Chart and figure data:
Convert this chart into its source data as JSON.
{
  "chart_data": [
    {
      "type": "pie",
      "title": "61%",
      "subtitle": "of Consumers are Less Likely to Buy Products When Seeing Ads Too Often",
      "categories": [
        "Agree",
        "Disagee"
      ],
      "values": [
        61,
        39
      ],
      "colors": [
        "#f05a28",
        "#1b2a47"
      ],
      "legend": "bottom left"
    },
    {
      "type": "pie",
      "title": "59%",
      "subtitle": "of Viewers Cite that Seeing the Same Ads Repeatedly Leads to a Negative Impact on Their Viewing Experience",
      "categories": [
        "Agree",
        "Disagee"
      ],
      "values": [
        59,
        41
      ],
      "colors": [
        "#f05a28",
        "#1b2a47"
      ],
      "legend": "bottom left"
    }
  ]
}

:: Requirement ::
Transcribe every entry exactly.

:: The output ::
Convert this chart into its source data as JSON.
{
  "chart_data": [
    {
      "type": "pie",
      "title": "61%",
      "subtitle": "of Consumers are Less Likely to Buy Products When Seeing Ads Too Often",
      "categories": [
        "Agree",
        "Disagee"
      ],
      "values": [
        61,
        39
      ],
      "colors": [
        "#f05a28",
        "#1b2a47"
      ],
      "legend": "bottom left"
    },
    {
      "type": "pie",
      "title": "59%",
      "subtitle": "of Viewers Cite that Seeing the Same Ads Repeatedly Leads to a Negative Impact on Their Viewing Experience",
      "categories": [
        "Agree",
        "Disagee"
      ],
      "values": [
        59,
        41
      ],
      "colors": [
        "#f05a28",
        "#1b2a47"
      ],
      "legend": "bottom left"
    }
  ]
}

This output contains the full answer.